Records

━━━

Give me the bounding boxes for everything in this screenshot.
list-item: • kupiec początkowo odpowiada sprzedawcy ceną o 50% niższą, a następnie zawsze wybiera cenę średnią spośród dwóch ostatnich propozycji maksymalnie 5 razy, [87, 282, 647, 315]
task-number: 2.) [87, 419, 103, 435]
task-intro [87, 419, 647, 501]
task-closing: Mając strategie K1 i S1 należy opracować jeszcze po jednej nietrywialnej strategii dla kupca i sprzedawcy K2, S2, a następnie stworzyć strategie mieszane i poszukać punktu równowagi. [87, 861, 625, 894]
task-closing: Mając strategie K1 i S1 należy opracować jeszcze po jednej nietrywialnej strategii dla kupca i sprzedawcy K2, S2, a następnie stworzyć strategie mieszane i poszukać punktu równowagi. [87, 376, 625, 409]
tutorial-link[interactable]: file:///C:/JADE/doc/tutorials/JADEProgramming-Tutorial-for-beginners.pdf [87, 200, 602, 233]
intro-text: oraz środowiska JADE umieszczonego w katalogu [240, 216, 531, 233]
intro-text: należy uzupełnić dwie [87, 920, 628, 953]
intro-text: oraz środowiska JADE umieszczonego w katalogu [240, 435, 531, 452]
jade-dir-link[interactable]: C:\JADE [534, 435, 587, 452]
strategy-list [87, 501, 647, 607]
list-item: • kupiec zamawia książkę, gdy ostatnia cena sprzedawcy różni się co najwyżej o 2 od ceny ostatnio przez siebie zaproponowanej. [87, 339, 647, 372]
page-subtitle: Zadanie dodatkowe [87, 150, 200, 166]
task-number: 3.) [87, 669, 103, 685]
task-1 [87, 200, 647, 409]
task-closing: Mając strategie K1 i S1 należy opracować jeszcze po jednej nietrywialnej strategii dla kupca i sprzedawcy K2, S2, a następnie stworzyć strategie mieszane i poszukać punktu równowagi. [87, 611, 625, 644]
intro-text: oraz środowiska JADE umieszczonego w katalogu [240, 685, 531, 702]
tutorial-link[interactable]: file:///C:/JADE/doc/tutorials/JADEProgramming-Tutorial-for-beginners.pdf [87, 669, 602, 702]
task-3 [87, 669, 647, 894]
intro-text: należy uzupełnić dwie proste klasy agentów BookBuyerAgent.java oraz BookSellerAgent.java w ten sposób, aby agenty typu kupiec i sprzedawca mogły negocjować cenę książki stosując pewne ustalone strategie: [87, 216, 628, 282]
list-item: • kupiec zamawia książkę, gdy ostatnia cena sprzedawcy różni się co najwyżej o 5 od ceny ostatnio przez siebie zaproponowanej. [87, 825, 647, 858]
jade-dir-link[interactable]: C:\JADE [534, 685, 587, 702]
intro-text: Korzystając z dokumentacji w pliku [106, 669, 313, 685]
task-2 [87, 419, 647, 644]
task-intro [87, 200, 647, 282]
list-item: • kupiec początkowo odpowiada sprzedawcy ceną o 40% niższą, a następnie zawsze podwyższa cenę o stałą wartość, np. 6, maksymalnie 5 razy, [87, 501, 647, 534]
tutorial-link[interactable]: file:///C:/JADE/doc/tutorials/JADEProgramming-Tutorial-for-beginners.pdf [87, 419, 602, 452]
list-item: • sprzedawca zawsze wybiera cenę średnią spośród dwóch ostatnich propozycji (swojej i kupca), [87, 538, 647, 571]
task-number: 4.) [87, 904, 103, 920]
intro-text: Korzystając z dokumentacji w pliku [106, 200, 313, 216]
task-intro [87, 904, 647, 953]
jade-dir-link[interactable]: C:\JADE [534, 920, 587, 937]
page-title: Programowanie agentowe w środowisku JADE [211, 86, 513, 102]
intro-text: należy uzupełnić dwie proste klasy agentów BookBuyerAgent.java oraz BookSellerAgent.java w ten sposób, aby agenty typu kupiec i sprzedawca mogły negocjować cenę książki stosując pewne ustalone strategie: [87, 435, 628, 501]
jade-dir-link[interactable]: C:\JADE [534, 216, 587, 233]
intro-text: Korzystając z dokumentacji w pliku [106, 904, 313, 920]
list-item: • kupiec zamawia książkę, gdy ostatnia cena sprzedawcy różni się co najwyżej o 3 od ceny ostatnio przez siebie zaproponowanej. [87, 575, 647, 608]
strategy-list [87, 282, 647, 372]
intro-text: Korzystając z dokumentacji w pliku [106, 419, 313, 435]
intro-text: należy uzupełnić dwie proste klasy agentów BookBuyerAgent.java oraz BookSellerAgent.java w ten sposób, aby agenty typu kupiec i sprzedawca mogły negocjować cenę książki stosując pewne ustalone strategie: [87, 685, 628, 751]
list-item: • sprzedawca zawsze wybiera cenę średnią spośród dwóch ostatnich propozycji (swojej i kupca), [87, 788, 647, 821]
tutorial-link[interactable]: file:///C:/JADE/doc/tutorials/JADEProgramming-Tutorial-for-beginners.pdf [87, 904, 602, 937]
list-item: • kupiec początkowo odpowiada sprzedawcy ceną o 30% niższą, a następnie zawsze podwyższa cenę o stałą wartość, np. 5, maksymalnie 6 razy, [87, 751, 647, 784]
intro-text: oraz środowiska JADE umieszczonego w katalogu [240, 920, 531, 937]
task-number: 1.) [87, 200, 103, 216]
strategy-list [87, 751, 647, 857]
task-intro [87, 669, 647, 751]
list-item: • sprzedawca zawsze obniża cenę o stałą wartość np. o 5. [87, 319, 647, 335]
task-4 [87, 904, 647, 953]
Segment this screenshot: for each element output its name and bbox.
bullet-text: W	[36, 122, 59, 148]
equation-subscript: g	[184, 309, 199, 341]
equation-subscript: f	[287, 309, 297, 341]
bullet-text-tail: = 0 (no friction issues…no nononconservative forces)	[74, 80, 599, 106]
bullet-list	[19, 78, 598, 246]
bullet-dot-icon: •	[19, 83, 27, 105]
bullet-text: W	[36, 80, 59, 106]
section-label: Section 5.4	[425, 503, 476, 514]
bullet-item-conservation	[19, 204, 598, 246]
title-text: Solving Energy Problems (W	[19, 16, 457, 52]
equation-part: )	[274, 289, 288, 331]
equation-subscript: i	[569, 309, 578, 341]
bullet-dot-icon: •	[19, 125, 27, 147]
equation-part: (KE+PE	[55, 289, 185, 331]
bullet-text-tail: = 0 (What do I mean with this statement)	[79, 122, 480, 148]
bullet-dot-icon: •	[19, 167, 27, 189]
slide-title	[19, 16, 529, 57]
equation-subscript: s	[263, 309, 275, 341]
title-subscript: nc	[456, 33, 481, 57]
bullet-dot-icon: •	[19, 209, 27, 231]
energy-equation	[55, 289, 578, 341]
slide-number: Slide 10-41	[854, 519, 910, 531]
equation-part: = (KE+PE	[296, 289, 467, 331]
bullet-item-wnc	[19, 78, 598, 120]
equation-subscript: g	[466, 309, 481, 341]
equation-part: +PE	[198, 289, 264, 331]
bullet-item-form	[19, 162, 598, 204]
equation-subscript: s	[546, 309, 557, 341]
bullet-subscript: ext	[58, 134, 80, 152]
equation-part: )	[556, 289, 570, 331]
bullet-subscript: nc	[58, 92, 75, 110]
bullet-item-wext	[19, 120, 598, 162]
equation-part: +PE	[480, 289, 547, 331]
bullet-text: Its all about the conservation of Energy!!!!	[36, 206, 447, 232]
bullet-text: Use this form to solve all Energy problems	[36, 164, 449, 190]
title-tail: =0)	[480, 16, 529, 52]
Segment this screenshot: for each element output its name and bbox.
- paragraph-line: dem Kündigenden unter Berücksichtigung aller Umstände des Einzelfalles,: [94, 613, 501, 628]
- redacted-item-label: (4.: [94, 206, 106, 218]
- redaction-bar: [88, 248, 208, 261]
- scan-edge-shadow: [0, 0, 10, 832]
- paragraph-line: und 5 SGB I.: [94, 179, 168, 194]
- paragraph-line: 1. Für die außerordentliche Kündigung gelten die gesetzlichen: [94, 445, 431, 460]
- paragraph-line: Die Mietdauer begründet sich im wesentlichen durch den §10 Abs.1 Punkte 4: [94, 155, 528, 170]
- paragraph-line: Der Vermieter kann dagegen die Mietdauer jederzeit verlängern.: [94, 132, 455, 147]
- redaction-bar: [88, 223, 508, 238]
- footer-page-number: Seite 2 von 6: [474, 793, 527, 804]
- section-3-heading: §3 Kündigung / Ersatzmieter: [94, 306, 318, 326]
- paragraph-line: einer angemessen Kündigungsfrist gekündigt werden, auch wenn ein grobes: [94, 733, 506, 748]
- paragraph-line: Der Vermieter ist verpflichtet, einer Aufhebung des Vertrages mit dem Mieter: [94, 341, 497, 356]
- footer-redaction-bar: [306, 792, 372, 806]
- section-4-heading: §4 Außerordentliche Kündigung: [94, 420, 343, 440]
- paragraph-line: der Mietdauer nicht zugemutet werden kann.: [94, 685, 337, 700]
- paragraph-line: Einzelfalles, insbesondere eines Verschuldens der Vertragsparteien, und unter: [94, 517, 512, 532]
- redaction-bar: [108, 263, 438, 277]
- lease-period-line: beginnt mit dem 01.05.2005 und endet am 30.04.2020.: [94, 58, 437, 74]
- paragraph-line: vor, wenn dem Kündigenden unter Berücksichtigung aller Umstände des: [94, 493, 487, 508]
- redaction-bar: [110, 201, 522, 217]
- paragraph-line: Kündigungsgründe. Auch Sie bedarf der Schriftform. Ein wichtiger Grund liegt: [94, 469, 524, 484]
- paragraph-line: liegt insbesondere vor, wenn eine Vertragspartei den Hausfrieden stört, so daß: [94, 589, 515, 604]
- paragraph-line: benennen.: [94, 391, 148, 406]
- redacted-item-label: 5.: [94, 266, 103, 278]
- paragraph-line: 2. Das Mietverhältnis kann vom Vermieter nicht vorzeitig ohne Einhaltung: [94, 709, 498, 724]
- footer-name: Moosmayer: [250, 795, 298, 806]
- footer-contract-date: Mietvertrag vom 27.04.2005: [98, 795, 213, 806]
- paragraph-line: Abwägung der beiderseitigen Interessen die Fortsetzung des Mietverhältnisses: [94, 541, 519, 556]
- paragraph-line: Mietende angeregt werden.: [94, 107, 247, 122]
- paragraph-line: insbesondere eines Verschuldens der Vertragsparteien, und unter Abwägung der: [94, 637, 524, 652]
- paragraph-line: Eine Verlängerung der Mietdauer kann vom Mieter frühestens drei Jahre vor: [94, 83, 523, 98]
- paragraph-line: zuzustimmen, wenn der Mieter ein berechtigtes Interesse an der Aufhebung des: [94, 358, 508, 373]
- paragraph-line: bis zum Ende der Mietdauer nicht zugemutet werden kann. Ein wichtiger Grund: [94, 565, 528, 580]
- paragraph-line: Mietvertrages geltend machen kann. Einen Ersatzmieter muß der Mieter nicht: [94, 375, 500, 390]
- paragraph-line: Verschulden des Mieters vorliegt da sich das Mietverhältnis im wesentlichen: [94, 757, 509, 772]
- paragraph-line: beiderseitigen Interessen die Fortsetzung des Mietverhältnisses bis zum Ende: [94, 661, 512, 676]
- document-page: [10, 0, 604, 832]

━━━

*Instruction:* Reproduce word for word the part of the data that opens with its first line and closes with the line containing "task-intro [87, 419, 647, 501]", including both of those lines.

*Correct answer:*
Give me the bounding boxes for everything in this screenshot.
list-item: • kupiec początkowo odpowiada sprzedawcy ceną o 50% niższą, a następnie zawsze wybiera cenę średnią spośród dwóch ostatnich propozycji maksymalnie 5 razy, [87, 282, 647, 315]
task-number: 2.) [87, 419, 103, 435]
task-intro [87, 419, 647, 501]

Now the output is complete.